What is being asked:
Copy the records below exactly, leaving out any pictures.

Input rows:
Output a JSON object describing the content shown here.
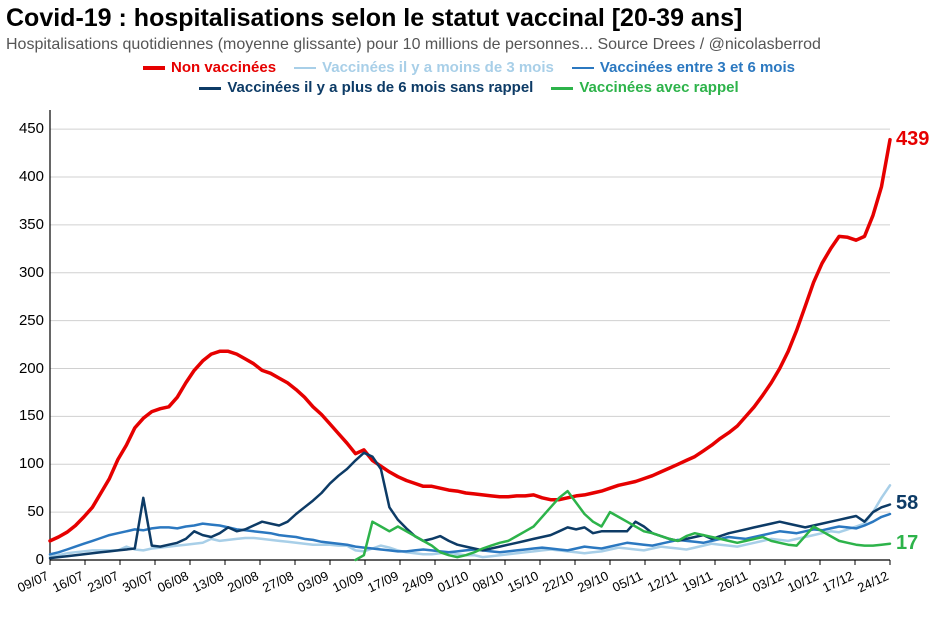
{
  "title": "Covid-19 : hospitalisations selon le statut vaccinal [20-39 ans]",
  "subtitle": "Hospitalisations quotidiennes (moyenne glissante) pour 10 millions de personnes... Source Drees / @nicolasberrod",
  "chart": {
    "type": "line",
    "background_color": "#ffffff",
    "grid_color": "#d0d0d0",
    "axis_color": "#000000",
    "title_fontsize": 25,
    "subtitle_fontsize": 16,
    "legend_fontsize": 15,
    "tick_fontsize": 15,
    "endlabel_fontsize": 20,
    "ylim": [
      0,
      470
    ],
    "ytick_step": 50,
    "yticks": [
      0,
      50,
      100,
      150,
      200,
      250,
      300,
      350,
      400,
      450
    ],
    "x_categories": [
      "09/07",
      "16/07",
      "23/07",
      "30/07",
      "06/08",
      "13/08",
      "20/08",
      "27/08",
      "03/09",
      "10/09",
      "17/09",
      "24/09",
      "01/10",
      "08/10",
      "15/10",
      "22/10",
      "29/10",
      "05/11",
      "12/11",
      "19/11",
      "26/11",
      "03/12",
      "10/12",
      "17/12",
      "24/12"
    ],
    "series": [
      {
        "name": "Non vaccinées",
        "color": "#e60000",
        "line_width": 3.5,
        "end_label": "439",
        "data": [
          20,
          24,
          29,
          36,
          45,
          55,
          70,
          85,
          105,
          120,
          138,
          148,
          155,
          158,
          160,
          170,
          185,
          198,
          208,
          215,
          218,
          218,
          215,
          210,
          205,
          198,
          195,
          190,
          185,
          178,
          170,
          160,
          152,
          142,
          132,
          122,
          111,
          115,
          104,
          98,
          92,
          87,
          83,
          80,
          77,
          77,
          75,
          73,
          72,
          70,
          69,
          68,
          67,
          66,
          66,
          67,
          67,
          68,
          65,
          63,
          63,
          65,
          67,
          68,
          70,
          72,
          75,
          78,
          80,
          82,
          85,
          88,
          92,
          96,
          100,
          104,
          108,
          114,
          120,
          127,
          133,
          140,
          150,
          160,
          172,
          185,
          200,
          218,
          240,
          265,
          290,
          310,
          325,
          338,
          337,
          334,
          338,
          360,
          390,
          439
        ]
      },
      {
        "name": "Vaccinées il y a moins de 3 mois",
        "color": "#a8cfe8",
        "line_width": 2.5,
        "end_label": "",
        "data": [
          4,
          5,
          7,
          8,
          9,
          10,
          10,
          10,
          10,
          14,
          11,
          10,
          12,
          13,
          14,
          15,
          16,
          17,
          18,
          22,
          20,
          21,
          22,
          23,
          23,
          22,
          21,
          20,
          19,
          18,
          17,
          16,
          16,
          16,
          15,
          15,
          10,
          9,
          12,
          15,
          13,
          10,
          8,
          7,
          6,
          6,
          7,
          8,
          6,
          5,
          5,
          3,
          4,
          5,
          6,
          7,
          8,
          9,
          10,
          11,
          10,
          9,
          8,
          7,
          8,
          9,
          11,
          13,
          12,
          11,
          10,
          12,
          14,
          13,
          12,
          11,
          13,
          15,
          17,
          16,
          15,
          14,
          16,
          18,
          20,
          22,
          21,
          20,
          22,
          24,
          26,
          28,
          30,
          29,
          32,
          35,
          38,
          50,
          65,
          78
        ]
      },
      {
        "name": "Vaccinées entre 3 et 6 mois",
        "color": "#2b78c0",
        "line_width": 2.5,
        "end_label": "",
        "data": [
          6,
          8,
          11,
          14,
          17,
          20,
          23,
          26,
          28,
          30,
          32,
          31,
          33,
          34,
          34,
          33,
          35,
          36,
          38,
          37,
          36,
          34,
          32,
          31,
          30,
          29,
          28,
          26,
          25,
          24,
          22,
          21,
          19,
          18,
          17,
          16,
          14,
          13,
          12,
          11,
          10,
          9,
          9,
          10,
          11,
          10,
          9,
          8,
          9,
          10,
          11,
          10,
          9,
          8,
          9,
          10,
          11,
          12,
          13,
          12,
          11,
          10,
          12,
          14,
          13,
          12,
          14,
          16,
          18,
          17,
          16,
          15,
          17,
          19,
          21,
          20,
          19,
          18,
          20,
          22,
          24,
          23,
          22,
          24,
          26,
          28,
          30,
          29,
          28,
          30,
          32,
          31,
          33,
          35,
          34,
          33,
          36,
          40,
          45,
          48
        ]
      },
      {
        "name": "Vaccinées il y a plus de 6 mois sans rappel",
        "color": "#0d3b66",
        "line_width": 2.5,
        "end_label": "58",
        "data": [
          2,
          3,
          4,
          5,
          6,
          7,
          8,
          9,
          10,
          11,
          12,
          65,
          15,
          14,
          16,
          18,
          22,
          30,
          26,
          24,
          28,
          34,
          30,
          32,
          36,
          40,
          38,
          36,
          40,
          48,
          55,
          62,
          70,
          80,
          88,
          95,
          104,
          112,
          108,
          95,
          55,
          42,
          33,
          25,
          20,
          22,
          25,
          20,
          16,
          14,
          12,
          10,
          12,
          14,
          16,
          18,
          20,
          22,
          24,
          26,
          30,
          34,
          32,
          34,
          28,
          30,
          30,
          30,
          30,
          40,
          35,
          28,
          25,
          22,
          20,
          22,
          24,
          26,
          22,
          25,
          28,
          30,
          32,
          34,
          36,
          38,
          40,
          38,
          36,
          34,
          36,
          38,
          40,
          42,
          44,
          46,
          40,
          50,
          55,
          58
        ]
      },
      {
        "name": "Vaccinées avec rappel",
        "color": "#2db34a",
        "line_width": 2.5,
        "end_label": "17",
        "data": [
          null,
          null,
          null,
          null,
          null,
          null,
          null,
          null,
          null,
          null,
          null,
          null,
          null,
          null,
          null,
          null,
          null,
          null,
          null,
          null,
          null,
          null,
          null,
          null,
          null,
          null,
          null,
          null,
          null,
          null,
          null,
          null,
          null,
          null,
          null,
          null,
          0,
          5,
          40,
          35,
          30,
          35,
          30,
          25,
          20,
          15,
          8,
          5,
          3,
          5,
          8,
          12,
          15,
          18,
          20,
          25,
          30,
          35,
          45,
          55,
          65,
          72,
          60,
          48,
          40,
          35,
          50,
          45,
          40,
          35,
          30,
          28,
          25,
          22,
          20,
          25,
          28,
          26,
          24,
          22,
          20,
          18,
          20,
          22,
          24,
          20,
          18,
          16,
          15,
          25,
          35,
          30,
          25,
          20,
          18,
          16,
          15,
          15,
          16,
          17
        ]
      }
    ]
  }
}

Final result:
Output a JSON object describing the content shown here.
{
  "title": "Covid-19 : hospitalisations selon le statut vaccinal [20-39 ans]",
  "subtitle": "Hospitalisations quotidiennes (moyenne glissante) pour 10 millions de personnes... Source Drees / @nicolasberrod",
  "chart": {
    "type": "line",
    "background_color": "#ffffff",
    "grid_color": "#d0d0d0",
    "axis_color": "#000000",
    "title_fontsize": 25,
    "subtitle_fontsize": 16,
    "legend_fontsize": 15,
    "tick_fontsize": 15,
    "endlabel_fontsize": 20,
    "ylim": [
      0,
      470
    ],
    "ytick_step": 50,
    "yticks": [
      0,
      50,
      100,
      150,
      200,
      250,
      300,
      350,
      400,
      450
    ],
    "x_categories": [
      "09/07",
      "16/07",
      "23/07",
      "30/07",
      "06/08",
      "13/08",
      "20/08",
      "27/08",
      "03/09",
      "10/09",
      "17/09",
      "24/09",
      "01/10",
      "08/10",
      "15/10",
      "22/10",
      "29/10",
      "05/11",
      "12/11",
      "19/11",
      "26/11",
      "03/12",
      "10/12",
      "17/12",
      "24/12"
    ],
    "series": [
      {
        "name": "Non vaccinées",
        "color": "#e60000",
        "line_width": 3.5,
        "end_label": "439",
        "data": [
          20,
          24,
          29,
          36,
          45,
          55,
          70,
          85,
          105,
          120,
          138,
          148,
          155,
          158,
          160,
          170,
          185,
          198,
          208,
          215,
          218,
          218,
          215,
          210,
          205,
          198,
          195,
          190,
          185,
          178,
          170,
          160,
          152,
          142,
          132,
          122,
          111,
          115,
          104,
          98,
          92,
          87,
          83,
          80,
          77,
          77,
          75,
          73,
          72,
          70,
          69,
          68,
          67,
          66,
          66,
          67,
          67,
          68,
          65,
          63,
          63,
          65,
          67,
          68,
          70,
          72,
          75,
          78,
          80,
          82,
          85,
          88,
          92,
          96,
          100,
          104,
          108,
          114,
          120,
          127,
          133,
          140,
          150,
          160,
          172,
          185,
          200,
          218,
          240,
          265,
          290,
          310,
          325,
          338,
          337,
          334,
          338,
          360,
          390,
          439
        ]
      },
      {
        "name": "Vaccinées il y a moins de 3 mois",
        "color": "#a8cfe8",
        "line_width": 2.5,
        "end_label": "",
        "data": [
          4,
          5,
          7,
          8,
          9,
          10,
          10,
          10,
          10,
          14,
          11,
          10,
          12,
          13,
          14,
          15,
          16,
          17,
          18,
          22,
          20,
          21,
          22,
          23,
          23,
          22,
          21,
          20,
          19,
          18,
          17,
          16,
          16,
          16,
          15,
          15,
          10,
          9,
          12,
          15,
          13,
          10,
          8,
          7,
          6,
          6,
          7,
          8,
          6,
          5,
          5,
          3,
          4,
          5,
          6,
          7,
          8,
          9,
          10,
          11,
          10,
          9,
          8,
          7,
          8,
          9,
          11,
          13,
          12,
          11,
          10,
          12,
          14,
          13,
          12,
          11,
          13,
          15,
          17,
          16,
          15,
          14,
          16,
          18,
          20,
          22,
          21,
          20,
          22,
          24,
          26,
          28,
          30,
          29,
          32,
          35,
          38,
          50,
          65,
          78
        ]
      },
      {
        "name": "Vaccinées entre 3 et 6 mois",
        "color": "#2b78c0",
        "line_width": 2.5,
        "end_label": "",
        "data": [
          6,
          8,
          11,
          14,
          17,
          20,
          23,
          26,
          28,
          30,
          32,
          31,
          33,
          34,
          34,
          33,
          35,
          36,
          38,
          37,
          36,
          34,
          32,
          31,
          30,
          29,
          28,
          26,
          25,
          24,
          22,
          21,
          19,
          18,
          17,
          16,
          14,
          13,
          12,
          11,
          10,
          9,
          9,
          10,
          11,
          10,
          9,
          8,
          9,
          10,
          11,
          10,
          9,
          8,
          9,
          10,
          11,
          12,
          13,
          12,
          11,
          10,
          12,
          14,
          13,
          12,
          14,
          16,
          18,
          17,
          16,
          15,
          17,
          19,
          21,
          20,
          19,
          18,
          20,
          22,
          24,
          23,
          22,
          24,
          26,
          28,
          30,
          29,
          28,
          30,
          32,
          31,
          33,
          35,
          34,
          33,
          36,
          40,
          45,
          48
        ]
      },
      {
        "name": "Vaccinées il y a plus de 6 mois sans rappel",
        "color": "#0d3b66",
        "line_width": 2.5,
        "end_label": "58",
        "data": [
          2,
          3,
          4,
          5,
          6,
          7,
          8,
          9,
          10,
          11,
          12,
          65,
          15,
          14,
          16,
          18,
          22,
          30,
          26,
          24,
          28,
          34,
          30,
          32,
          36,
          40,
          38,
          36,
          40,
          48,
          55,
          62,
          70,
          80,
          88,
          95,
          104,
          112,
          108,
          95,
          55,
          42,
          33,
          25,
          20,
          22,
          25,
          20,
          16,
          14,
          12,
          10,
          12,
          14,
          16,
          18,
          20,
          22,
          24,
          26,
          30,
          34,
          32,
          34,
          28,
          30,
          30,
          30,
          30,
          40,
          35,
          28,
          25,
          22,
          20,
          22,
          24,
          26,
          22,
          25,
          28,
          30,
          32,
          34,
          36,
          38,
          40,
          38,
          36,
          34,
          36,
          38,
          40,
          42,
          44,
          46,
          40,
          50,
          55,
          58
        ]
      },
      {
        "name": "Vaccinées avec rappel",
        "color": "#2db34a",
        "line_width": 2.5,
        "end_label": "17",
        "data": [
          null,
          null,
          null,
          null,
          null,
          null,
          null,
          null,
          null,
          null,
          null,
          null,
          null,
          null,
          null,
          null,
          null,
          null,
          null,
          null,
          null,
          null,
          null,
          null,
          null,
          null,
          null,
          null,
          null,
          null,
          null,
          null,
          null,
          null,
          null,
          null,
          0,
          5,
          40,
          35,
          30,
          35,
          30,
          25,
          20,
          15,
          8,
          5,
          3,
          5,
          8,
          12,
          15,
          18,
          20,
          25,
          30,
          35,
          45,
          55,
          65,
          72,
          60,
          48,
          40,
          35,
          50,
          45,
          40,
          35,
          30,
          28,
          25,
          22,
          20,
          25,
          28,
          26,
          24,
          22,
          20,
          18,
          20,
          22,
          24,
          20,
          18,
          16,
          15,
          25,
          35,
          30,
          25,
          20,
          18,
          16,
          15,
          15,
          16,
          17
        ]
      }
    ]
  }
}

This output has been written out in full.